▶ [TASK BRIEF]
Retype each line of the material exactly, please, skipping any picture in it.

▶ [EXTRACTED RECORDS]

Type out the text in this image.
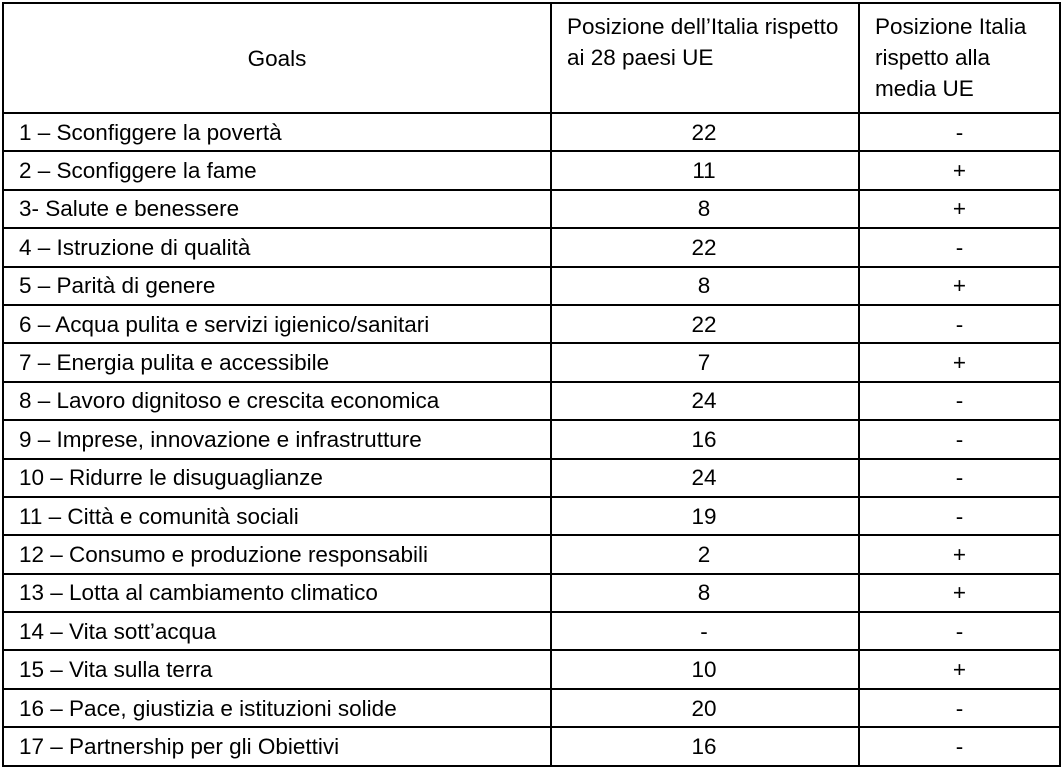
Goals	Posizione dell’Italia rispetto ai 28 paesi UE	Posizione Italia rispetto alla media UE
1 – Sconfiggere la povertà	22	-
2 – Sconfiggere la fame	11	+
3- Salute e benessere	8	+
4 – Istruzione di qualità	22	-
5 – Parità di genere	8	+
6 – Acqua pulita e servizi igienico/sanitari	22	-
7 – Energia pulita e accessibile	7	+
8 – Lavoro dignitoso e crescita economica	24	-
9 – Imprese, innovazione e infrastrutture	16	-
10 – Ridurre le disuguaglianze	24	-
11 – Città e comunità sociali	19	-
12 – Consumo e produzione responsabili	2	+
13 – Lotta al cambiamento climatico	8	+
14 – Vita sott’acqua	-	-
15 – Vita sulla terra	10	+
16 – Pace, giustizia e istituzioni solide	20	-
17 – Partnership per gli Obiettivi	16	-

▶ [COMPLETE RESPONSE]
Type out the text in this image.
Goals	Posizione dell’Italia rispetto ai 28 paesi UE	Posizione Italia rispetto alla media UE
1 – Sconfiggere la povertà	22	-
2 – Sconfiggere la fame	11	+
3- Salute e benessere	8	+
4 – Istruzione di qualità	22	-
5 – Parità di genere	8	+
6 – Acqua pulita e servizi igienico/sanitari	22	-
7 – Energia pulita e accessibile	7	+
8 – Lavoro dignitoso e crescita economica	24	-
9 – Imprese, innovazione e infrastrutture	16	-
10 – Ridurre le disuguaglianze	24	-
11 – Città e comunità sociali	19	-
12 – Consumo e produzione responsabili	2	+
13 – Lotta al cambiamento climatico	8	+
14 – Vita sott’acqua	-	-
15 – Vita sulla terra	10	+
16 – Pace, giustizia e istituzioni solide	20	-
17 – Partnership per gli Obiettivi	16	-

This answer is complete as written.